Restate the records below word for word, and omit the images they hold.

********

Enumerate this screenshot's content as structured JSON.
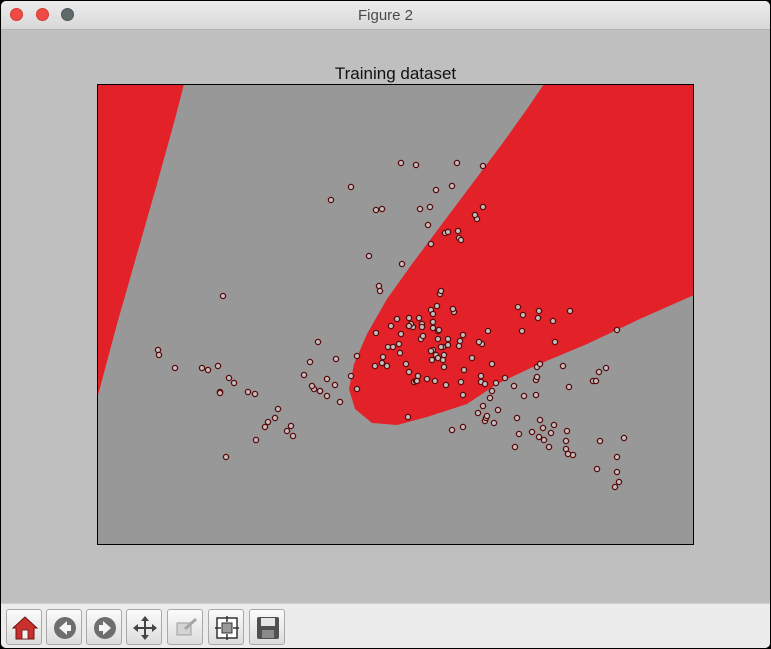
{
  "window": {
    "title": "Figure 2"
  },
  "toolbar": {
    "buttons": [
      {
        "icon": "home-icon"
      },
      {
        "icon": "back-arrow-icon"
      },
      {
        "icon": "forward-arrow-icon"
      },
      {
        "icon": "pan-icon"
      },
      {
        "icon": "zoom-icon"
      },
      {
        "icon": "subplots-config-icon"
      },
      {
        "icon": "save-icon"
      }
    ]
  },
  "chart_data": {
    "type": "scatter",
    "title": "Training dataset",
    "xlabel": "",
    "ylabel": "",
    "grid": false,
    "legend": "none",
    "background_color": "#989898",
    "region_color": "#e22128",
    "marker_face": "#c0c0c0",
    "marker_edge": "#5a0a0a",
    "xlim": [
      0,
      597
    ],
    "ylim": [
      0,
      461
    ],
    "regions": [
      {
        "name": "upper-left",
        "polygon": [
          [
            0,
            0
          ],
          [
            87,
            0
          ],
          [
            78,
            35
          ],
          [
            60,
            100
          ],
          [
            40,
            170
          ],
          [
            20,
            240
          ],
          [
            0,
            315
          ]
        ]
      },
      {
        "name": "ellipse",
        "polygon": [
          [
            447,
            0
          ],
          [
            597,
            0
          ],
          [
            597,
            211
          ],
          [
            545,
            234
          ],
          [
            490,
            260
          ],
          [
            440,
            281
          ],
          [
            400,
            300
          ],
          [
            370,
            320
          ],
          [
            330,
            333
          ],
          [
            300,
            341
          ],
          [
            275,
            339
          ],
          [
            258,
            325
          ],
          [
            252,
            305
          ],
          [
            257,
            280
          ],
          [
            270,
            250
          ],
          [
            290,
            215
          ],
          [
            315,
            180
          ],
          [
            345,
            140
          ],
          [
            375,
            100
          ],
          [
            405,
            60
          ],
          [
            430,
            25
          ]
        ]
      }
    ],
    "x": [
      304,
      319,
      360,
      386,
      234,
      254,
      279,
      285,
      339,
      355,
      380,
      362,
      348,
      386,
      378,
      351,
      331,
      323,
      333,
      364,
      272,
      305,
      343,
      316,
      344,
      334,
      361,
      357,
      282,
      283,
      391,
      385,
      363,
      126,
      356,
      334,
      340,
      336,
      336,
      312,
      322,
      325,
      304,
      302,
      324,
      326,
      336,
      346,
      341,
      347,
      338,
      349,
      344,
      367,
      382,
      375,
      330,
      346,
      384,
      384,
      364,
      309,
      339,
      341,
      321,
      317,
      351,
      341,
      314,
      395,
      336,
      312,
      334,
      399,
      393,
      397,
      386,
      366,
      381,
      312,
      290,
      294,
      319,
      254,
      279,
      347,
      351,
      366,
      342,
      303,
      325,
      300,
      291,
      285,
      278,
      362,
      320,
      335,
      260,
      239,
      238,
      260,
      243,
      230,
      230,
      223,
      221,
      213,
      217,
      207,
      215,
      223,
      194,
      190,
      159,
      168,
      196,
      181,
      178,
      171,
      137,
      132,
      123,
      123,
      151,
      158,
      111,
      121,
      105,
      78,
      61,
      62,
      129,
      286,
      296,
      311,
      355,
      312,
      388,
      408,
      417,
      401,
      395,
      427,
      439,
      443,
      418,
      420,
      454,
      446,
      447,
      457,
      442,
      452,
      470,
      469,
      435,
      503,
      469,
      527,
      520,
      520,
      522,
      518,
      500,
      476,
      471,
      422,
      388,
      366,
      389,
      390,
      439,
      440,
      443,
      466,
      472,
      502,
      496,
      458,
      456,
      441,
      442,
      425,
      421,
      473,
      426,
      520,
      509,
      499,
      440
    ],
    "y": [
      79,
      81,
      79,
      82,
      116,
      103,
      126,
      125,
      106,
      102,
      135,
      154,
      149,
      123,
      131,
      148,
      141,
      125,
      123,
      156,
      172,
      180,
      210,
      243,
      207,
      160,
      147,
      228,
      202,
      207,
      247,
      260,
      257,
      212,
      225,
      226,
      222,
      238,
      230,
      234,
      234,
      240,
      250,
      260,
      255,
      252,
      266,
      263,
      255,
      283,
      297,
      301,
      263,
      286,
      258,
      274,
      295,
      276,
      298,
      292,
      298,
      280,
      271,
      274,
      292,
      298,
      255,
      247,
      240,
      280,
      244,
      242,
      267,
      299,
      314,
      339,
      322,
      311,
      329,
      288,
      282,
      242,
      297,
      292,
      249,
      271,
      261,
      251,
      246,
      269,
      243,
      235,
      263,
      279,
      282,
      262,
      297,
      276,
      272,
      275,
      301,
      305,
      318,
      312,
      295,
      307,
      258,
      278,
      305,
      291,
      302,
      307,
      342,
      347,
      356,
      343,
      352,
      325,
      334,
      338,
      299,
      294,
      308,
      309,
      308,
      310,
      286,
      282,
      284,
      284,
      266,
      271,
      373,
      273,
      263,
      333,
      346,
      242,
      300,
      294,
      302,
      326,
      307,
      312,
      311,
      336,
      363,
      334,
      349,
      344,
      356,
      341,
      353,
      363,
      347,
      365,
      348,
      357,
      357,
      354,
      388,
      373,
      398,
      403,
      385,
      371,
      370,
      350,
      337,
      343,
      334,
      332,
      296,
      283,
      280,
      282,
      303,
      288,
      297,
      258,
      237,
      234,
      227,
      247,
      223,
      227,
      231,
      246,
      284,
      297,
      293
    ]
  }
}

********

> [Solution to the exercise]
Enumerate this screenshot's content as structured JSON.
{
  "window": {
    "title": "Figure 2"
  },
  "toolbar": {
    "buttons": [
      {
        "icon": "home-icon"
      },
      {
        "icon": "back-arrow-icon"
      },
      {
        "icon": "forward-arrow-icon"
      },
      {
        "icon": "pan-icon"
      },
      {
        "icon": "zoom-icon"
      },
      {
        "icon": "subplots-config-icon"
      },
      {
        "icon": "save-icon"
      }
    ]
  },
  "chart_data": {
    "type": "scatter",
    "title": "Training dataset",
    "xlabel": "",
    "ylabel": "",
    "grid": false,
    "legend": "none",
    "background_color": "#989898",
    "region_color": "#e22128",
    "marker_face": "#c0c0c0",
    "marker_edge": "#5a0a0a",
    "xlim": [
      0,
      597
    ],
    "ylim": [
      0,
      461
    ],
    "regions": [
      {
        "name": "upper-left",
        "polygon": [
          [
            0,
            0
          ],
          [
            87,
            0
          ],
          [
            78,
            35
          ],
          [
            60,
            100
          ],
          [
            40,
            170
          ],
          [
            20,
            240
          ],
          [
            0,
            315
          ]
        ]
      },
      {
        "name": "ellipse",
        "polygon": [
          [
            447,
            0
          ],
          [
            597,
            0
          ],
          [
            597,
            211
          ],
          [
            545,
            234
          ],
          [
            490,
            260
          ],
          [
            440,
            281
          ],
          [
            400,
            300
          ],
          [
            370,
            320
          ],
          [
            330,
            333
          ],
          [
            300,
            341
          ],
          [
            275,
            339
          ],
          [
            258,
            325
          ],
          [
            252,
            305
          ],
          [
            257,
            280
          ],
          [
            270,
            250
          ],
          [
            290,
            215
          ],
          [
            315,
            180
          ],
          [
            345,
            140
          ],
          [
            375,
            100
          ],
          [
            405,
            60
          ],
          [
            430,
            25
          ]
        ]
      }
    ],
    "x": [
      304,
      319,
      360,
      386,
      234,
      254,
      279,
      285,
      339,
      355,
      380,
      362,
      348,
      386,
      378,
      351,
      331,
      323,
      333,
      364,
      272,
      305,
      343,
      316,
      344,
      334,
      361,
      357,
      282,
      283,
      391,
      385,
      363,
      126,
      356,
      334,
      340,
      336,
      336,
      312,
      322,
      325,
      304,
      302,
      324,
      326,
      336,
      346,
      341,
      347,
      338,
      349,
      344,
      367,
      382,
      375,
      330,
      346,
      384,
      384,
      364,
      309,
      339,
      341,
      321,
      317,
      351,
      341,
      314,
      395,
      336,
      312,
      334,
      399,
      393,
      397,
      386,
      366,
      381,
      312,
      290,
      294,
      319,
      254,
      279,
      347,
      351,
      366,
      342,
      303,
      325,
      300,
      291,
      285,
      278,
      362,
      320,
      335,
      260,
      239,
      238,
      260,
      243,
      230,
      230,
      223,
      221,
      213,
      217,
      207,
      215,
      223,
      194,
      190,
      159,
      168,
      196,
      181,
      178,
      171,
      137,
      132,
      123,
      123,
      151,
      158,
      111,
      121,
      105,
      78,
      61,
      62,
      129,
      286,
      296,
      311,
      355,
      312,
      388,
      408,
      417,
      401,
      395,
      427,
      439,
      443,
      418,
      420,
      454,
      446,
      447,
      457,
      442,
      452,
      470,
      469,
      435,
      503,
      469,
      527,
      520,
      520,
      522,
      518,
      500,
      476,
      471,
      422,
      388,
      366,
      389,
      390,
      439,
      440,
      443,
      466,
      472,
      502,
      496,
      458,
      456,
      441,
      442,
      425,
      421,
      473,
      426,
      520,
      509,
      499,
      440
    ],
    "y": [
      79,
      81,
      79,
      82,
      116,
      103,
      126,
      125,
      106,
      102,
      135,
      154,
      149,
      123,
      131,
      148,
      141,
      125,
      123,
      156,
      172,
      180,
      210,
      243,
      207,
      160,
      147,
      228,
      202,
      207,
      247,
      260,
      257,
      212,
      225,
      226,
      222,
      238,
      230,
      234,
      234,
      240,
      250,
      260,
      255,
      252,
      266,
      263,
      255,
      283,
      297,
      301,
      263,
      286,
      258,
      274,
      295,
      276,
      298,
      292,
      298,
      280,
      271,
      274,
      292,
      298,
      255,
      247,
      240,
      280,
      244,
      242,
      267,
      299,
      314,
      339,
      322,
      311,
      329,
      288,
      282,
      242,
      297,
      292,
      249,
      271,
      261,
      251,
      246,
      269,
      243,
      235,
      263,
      279,
      282,
      262,
      297,
      276,
      272,
      275,
      301,
      305,
      318,
      312,
      295,
      307,
      258,
      278,
      305,
      291,
      302,
      307,
      342,
      347,
      356,
      343,
      352,
      325,
      334,
      338,
      299,
      294,
      308,
      309,
      308,
      310,
      286,
      282,
      284,
      284,
      266,
      271,
      373,
      273,
      263,
      333,
      346,
      242,
      300,
      294,
      302,
      326,
      307,
      312,
      311,
      336,
      363,
      334,
      349,
      344,
      356,
      341,
      353,
      363,
      347,
      365,
      348,
      357,
      357,
      354,
      388,
      373,
      398,
      403,
      385,
      371,
      370,
      350,
      337,
      343,
      334,
      332,
      296,
      283,
      280,
      282,
      303,
      288,
      297,
      258,
      237,
      234,
      227,
      247,
      223,
      227,
      231,
      246,
      284,
      297,
      293
    ]
  }
}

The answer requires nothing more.